What you have to do: Single out the lines that include the word "codigo". Copy them.

— START —

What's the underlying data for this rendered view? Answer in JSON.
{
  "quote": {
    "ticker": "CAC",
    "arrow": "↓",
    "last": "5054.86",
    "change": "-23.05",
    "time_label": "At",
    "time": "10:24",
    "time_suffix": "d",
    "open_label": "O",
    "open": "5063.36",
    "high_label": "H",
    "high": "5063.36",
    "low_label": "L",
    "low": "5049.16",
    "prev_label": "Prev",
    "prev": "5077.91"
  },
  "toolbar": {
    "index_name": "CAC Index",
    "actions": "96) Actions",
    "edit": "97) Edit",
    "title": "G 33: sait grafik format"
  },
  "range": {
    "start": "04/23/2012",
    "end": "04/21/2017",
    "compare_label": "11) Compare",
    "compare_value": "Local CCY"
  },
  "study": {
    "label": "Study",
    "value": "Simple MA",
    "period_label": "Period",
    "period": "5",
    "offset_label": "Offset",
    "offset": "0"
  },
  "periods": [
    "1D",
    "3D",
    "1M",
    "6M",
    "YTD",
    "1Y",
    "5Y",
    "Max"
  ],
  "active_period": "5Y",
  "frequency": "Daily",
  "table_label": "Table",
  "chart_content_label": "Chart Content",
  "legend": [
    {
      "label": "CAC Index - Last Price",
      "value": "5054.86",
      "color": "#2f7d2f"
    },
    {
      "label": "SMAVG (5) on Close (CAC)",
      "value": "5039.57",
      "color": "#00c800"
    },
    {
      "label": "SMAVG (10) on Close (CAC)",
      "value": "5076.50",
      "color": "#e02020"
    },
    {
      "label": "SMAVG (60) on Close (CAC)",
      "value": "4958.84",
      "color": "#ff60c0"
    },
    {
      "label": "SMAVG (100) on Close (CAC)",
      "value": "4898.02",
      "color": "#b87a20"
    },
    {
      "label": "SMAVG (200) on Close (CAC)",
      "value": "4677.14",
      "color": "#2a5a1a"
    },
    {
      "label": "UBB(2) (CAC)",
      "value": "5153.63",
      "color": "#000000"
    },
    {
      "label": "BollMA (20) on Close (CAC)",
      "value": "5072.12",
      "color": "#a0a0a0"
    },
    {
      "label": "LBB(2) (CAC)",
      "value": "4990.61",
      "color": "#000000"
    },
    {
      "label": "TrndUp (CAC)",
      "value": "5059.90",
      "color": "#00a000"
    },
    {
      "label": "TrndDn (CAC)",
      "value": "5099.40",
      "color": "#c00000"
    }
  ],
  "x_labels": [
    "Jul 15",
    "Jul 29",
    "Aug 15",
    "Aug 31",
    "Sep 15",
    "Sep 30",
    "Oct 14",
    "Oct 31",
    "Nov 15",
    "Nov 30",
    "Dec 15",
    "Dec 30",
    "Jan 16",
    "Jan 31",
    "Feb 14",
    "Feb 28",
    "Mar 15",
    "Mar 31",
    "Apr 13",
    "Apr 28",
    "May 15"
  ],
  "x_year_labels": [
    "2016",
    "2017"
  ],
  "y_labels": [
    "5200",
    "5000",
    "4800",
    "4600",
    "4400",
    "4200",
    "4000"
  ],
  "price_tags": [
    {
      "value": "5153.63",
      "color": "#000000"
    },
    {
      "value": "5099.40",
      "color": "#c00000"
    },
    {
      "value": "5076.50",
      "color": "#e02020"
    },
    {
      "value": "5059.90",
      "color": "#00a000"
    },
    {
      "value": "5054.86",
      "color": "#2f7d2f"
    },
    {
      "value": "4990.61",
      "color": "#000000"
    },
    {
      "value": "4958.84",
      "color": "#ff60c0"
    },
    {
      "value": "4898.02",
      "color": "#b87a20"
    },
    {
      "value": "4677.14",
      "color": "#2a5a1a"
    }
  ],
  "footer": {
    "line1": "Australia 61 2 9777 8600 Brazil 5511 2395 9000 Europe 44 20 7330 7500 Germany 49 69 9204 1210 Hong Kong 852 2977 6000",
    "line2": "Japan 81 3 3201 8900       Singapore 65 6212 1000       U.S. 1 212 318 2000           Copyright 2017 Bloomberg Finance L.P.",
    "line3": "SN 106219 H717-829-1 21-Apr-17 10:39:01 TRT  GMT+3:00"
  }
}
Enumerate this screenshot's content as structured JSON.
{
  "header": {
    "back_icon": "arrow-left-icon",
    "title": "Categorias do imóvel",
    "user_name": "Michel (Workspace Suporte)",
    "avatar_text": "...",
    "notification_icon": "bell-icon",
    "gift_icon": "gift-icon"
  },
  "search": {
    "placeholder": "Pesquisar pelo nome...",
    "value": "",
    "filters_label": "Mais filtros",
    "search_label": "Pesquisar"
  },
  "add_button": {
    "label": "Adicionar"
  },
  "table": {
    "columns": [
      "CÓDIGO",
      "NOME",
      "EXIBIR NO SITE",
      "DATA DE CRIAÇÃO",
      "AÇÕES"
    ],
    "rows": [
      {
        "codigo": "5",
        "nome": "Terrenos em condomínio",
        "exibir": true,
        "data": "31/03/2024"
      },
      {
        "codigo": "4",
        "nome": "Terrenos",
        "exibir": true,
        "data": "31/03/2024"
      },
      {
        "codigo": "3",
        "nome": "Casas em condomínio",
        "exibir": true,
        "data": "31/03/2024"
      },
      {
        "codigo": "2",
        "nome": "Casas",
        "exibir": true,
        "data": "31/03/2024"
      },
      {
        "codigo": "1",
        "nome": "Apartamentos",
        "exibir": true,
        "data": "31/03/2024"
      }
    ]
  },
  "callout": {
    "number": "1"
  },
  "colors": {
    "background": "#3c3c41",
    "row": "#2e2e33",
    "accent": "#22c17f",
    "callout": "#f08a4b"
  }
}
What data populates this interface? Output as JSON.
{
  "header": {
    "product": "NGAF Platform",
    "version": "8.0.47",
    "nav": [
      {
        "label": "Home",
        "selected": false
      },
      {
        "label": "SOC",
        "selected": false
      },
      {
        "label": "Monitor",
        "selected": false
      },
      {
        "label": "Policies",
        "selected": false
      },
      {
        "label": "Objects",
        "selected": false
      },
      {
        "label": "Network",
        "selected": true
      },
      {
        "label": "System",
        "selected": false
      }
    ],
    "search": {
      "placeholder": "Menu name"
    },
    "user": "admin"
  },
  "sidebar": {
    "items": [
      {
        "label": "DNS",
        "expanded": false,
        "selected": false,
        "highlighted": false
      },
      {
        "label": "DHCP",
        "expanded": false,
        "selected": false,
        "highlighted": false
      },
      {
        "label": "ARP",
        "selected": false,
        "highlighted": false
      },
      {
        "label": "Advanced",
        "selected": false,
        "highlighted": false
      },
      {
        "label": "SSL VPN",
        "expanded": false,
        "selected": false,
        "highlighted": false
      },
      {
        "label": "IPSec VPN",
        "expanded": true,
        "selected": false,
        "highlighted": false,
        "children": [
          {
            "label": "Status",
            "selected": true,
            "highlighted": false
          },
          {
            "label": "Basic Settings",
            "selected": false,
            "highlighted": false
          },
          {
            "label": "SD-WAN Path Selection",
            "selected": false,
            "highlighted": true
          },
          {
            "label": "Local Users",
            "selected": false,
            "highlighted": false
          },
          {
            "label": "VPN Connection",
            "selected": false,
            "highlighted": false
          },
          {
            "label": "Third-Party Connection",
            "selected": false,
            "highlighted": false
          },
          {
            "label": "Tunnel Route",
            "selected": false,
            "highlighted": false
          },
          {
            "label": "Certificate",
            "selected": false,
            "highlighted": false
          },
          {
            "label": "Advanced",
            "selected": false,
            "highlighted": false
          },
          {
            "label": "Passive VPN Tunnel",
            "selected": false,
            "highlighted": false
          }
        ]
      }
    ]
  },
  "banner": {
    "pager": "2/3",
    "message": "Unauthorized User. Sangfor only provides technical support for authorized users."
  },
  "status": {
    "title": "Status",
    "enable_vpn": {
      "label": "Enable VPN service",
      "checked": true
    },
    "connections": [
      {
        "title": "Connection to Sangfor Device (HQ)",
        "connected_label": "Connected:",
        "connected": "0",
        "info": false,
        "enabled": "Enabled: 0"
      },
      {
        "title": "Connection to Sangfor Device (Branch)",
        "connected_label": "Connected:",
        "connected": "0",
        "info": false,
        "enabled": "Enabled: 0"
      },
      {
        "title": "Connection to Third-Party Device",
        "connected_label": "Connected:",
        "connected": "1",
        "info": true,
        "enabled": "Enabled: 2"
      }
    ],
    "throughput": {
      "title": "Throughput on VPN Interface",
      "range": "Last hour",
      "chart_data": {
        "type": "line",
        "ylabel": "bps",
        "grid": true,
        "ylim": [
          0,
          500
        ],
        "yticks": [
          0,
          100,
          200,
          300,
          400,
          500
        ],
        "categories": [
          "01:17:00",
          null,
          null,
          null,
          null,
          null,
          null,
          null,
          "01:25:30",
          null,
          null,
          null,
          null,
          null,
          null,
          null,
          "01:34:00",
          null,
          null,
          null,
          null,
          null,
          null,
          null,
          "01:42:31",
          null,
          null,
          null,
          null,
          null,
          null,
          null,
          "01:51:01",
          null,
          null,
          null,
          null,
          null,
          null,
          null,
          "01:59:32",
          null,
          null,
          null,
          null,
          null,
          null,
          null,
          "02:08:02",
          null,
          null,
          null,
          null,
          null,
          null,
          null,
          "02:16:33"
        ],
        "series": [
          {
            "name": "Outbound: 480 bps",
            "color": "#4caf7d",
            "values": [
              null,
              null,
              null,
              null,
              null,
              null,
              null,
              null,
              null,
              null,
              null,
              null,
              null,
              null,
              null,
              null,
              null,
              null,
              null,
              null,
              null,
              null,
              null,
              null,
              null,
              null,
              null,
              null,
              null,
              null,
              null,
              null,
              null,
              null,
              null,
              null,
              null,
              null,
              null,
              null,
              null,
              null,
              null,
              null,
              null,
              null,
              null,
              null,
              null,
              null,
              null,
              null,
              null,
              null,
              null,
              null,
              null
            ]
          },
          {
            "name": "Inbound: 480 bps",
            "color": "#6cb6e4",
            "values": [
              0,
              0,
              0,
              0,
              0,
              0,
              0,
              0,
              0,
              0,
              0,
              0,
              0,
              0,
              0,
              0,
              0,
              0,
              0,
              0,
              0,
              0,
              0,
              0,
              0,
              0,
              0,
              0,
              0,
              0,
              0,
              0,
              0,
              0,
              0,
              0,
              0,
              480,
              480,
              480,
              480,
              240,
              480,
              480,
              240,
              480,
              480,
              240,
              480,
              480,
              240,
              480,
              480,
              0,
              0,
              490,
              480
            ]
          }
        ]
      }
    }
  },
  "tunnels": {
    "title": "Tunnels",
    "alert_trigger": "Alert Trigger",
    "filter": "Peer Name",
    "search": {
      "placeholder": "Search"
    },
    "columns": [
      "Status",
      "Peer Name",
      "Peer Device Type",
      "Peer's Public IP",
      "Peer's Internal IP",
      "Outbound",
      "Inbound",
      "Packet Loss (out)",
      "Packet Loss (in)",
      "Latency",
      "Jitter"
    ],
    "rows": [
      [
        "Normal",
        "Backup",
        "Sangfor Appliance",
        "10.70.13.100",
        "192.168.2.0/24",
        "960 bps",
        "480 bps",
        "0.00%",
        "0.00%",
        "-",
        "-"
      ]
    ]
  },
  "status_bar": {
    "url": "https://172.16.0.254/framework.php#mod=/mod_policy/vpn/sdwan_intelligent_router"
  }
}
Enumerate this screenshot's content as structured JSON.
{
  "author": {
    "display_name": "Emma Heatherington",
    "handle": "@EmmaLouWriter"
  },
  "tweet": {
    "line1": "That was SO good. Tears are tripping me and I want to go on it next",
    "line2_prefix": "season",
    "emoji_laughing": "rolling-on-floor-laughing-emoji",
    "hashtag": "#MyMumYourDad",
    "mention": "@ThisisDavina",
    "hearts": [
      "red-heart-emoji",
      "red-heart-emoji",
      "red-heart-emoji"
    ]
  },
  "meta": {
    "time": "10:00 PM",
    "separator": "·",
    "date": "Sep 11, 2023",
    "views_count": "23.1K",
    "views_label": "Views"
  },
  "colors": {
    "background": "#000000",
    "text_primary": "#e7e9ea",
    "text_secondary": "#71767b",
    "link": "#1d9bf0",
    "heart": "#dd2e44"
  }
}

— END —

Finished exercise:
        "codigo": "5",
        "codigo": "4",
        "codigo": "3",
        "codigo": "2",
        "codigo": "1",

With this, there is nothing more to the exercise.